### [REQUIREMENT]
Extract every entry word for word. Skip the pictures.

### [AVAILABLE RECORDS]
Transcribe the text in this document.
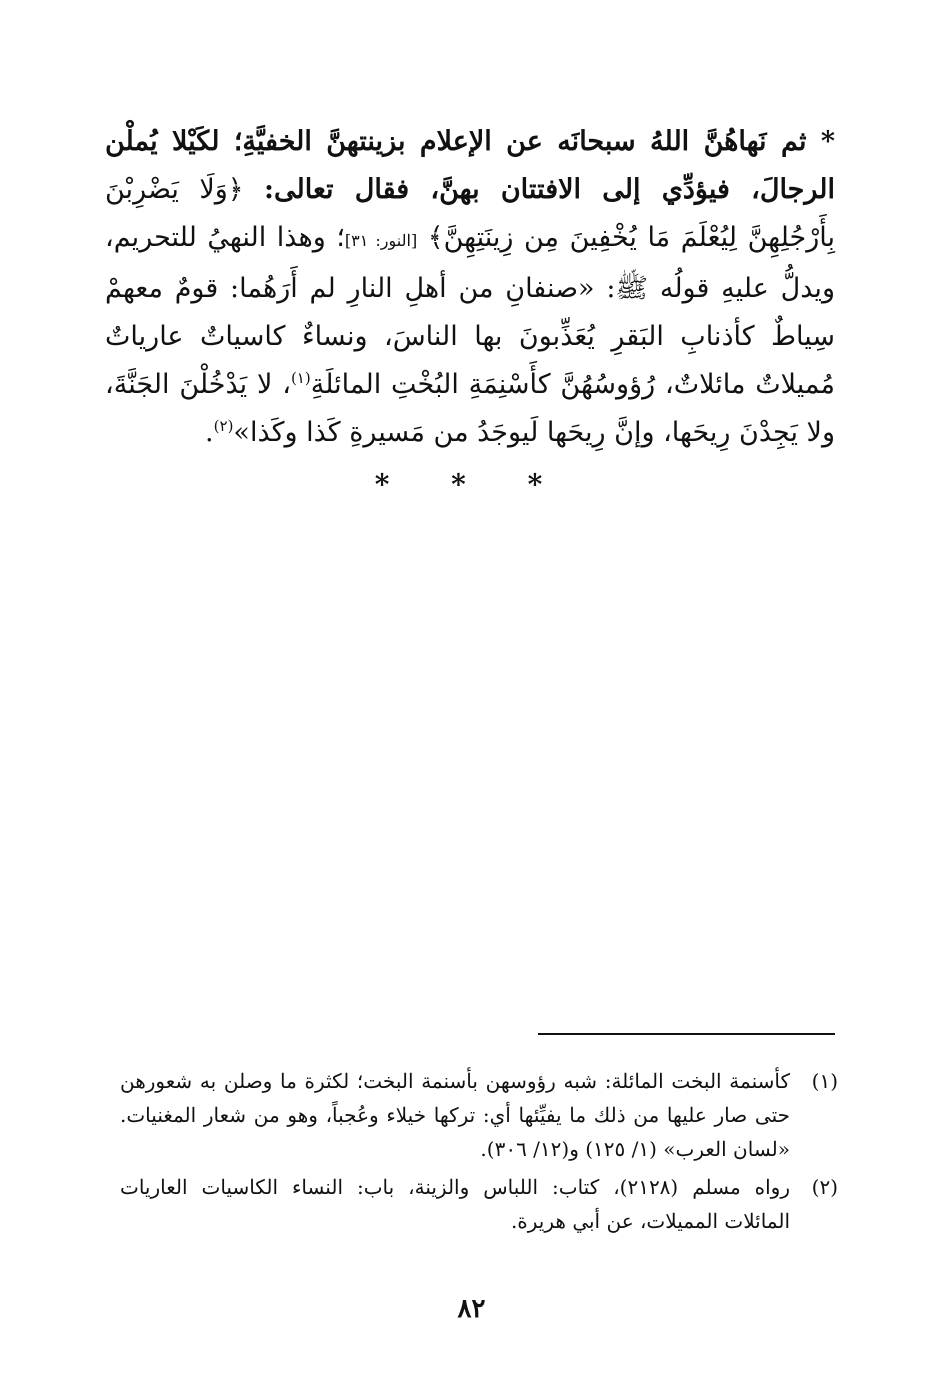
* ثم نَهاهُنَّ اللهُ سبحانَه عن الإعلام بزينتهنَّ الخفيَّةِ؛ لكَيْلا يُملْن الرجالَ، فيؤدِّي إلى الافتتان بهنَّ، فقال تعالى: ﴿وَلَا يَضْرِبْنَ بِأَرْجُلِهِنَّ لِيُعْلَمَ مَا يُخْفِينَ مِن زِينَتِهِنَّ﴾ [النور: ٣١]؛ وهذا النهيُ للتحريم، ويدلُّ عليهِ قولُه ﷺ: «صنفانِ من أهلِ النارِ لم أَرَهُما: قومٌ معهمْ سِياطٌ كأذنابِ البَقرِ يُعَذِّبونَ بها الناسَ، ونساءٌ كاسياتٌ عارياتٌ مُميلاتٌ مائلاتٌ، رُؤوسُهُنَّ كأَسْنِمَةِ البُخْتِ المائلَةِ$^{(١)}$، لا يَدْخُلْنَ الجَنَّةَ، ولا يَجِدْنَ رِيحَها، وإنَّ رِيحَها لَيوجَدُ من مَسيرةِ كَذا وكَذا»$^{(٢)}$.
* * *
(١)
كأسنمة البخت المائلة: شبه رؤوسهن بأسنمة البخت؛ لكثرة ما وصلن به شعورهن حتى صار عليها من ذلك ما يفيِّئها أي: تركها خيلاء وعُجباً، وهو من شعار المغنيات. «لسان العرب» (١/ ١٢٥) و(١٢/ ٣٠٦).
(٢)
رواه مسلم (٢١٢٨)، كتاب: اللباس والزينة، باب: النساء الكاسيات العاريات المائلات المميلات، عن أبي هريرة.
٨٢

### [OUTPUT FOR THIS TASK]
Transcribe the text in this document.
* ثم نَهاهُنَّ اللهُ سبحانَه عن الإعلام بزينتهنَّ الخفيَّةِ؛ لكَيْلا يُملْن الرجالَ، فيؤدِّي إلى الافتتان بهنَّ، فقال تعالى: ﴿وَلَا يَضْرِبْنَ بِأَرْجُلِهِنَّ لِيُعْلَمَ مَا يُخْفِينَ مِن زِينَتِهِنَّ﴾ [النور: ٣١]؛ وهذا النهيُ للتحريم، ويدلُّ عليهِ قولُه ﷺ: «صنفانِ من أهلِ النارِ لم أَرَهُما: قومٌ معهمْ سِياطٌ كأذنابِ البَقرِ يُعَذِّبونَ بها الناسَ، ونساءٌ كاسياتٌ عارياتٌ مُميلاتٌ مائلاتٌ، رُؤوسُهُنَّ كأَسْنِمَةِ البُخْتِ المائلَةِ$^{(١)}$، لا يَدْخُلْنَ الجَنَّةَ، ولا يَجِدْنَ رِيحَها، وإنَّ رِيحَها لَيوجَدُ من مَسيرةِ كَذا وكَذا»$^{(٢)}$.
* * *
(١)
كأسنمة البخت المائلة: شبه رؤوسهن بأسنمة البخت؛ لكثرة ما وصلن به شعورهن حتى صار عليها من ذلك ما يفيِّئها أي: تركها خيلاء وعُجباً، وهو من شعار المغنيات. «لسان العرب» (١/ ١٢٥) و(١٢/ ٣٠٦).
(٢)
رواه مسلم (٢١٢٨)، كتاب: اللباس والزينة، باب: النساء الكاسيات العاريات المائلات المميلات، عن أبي هريرة.
٨٢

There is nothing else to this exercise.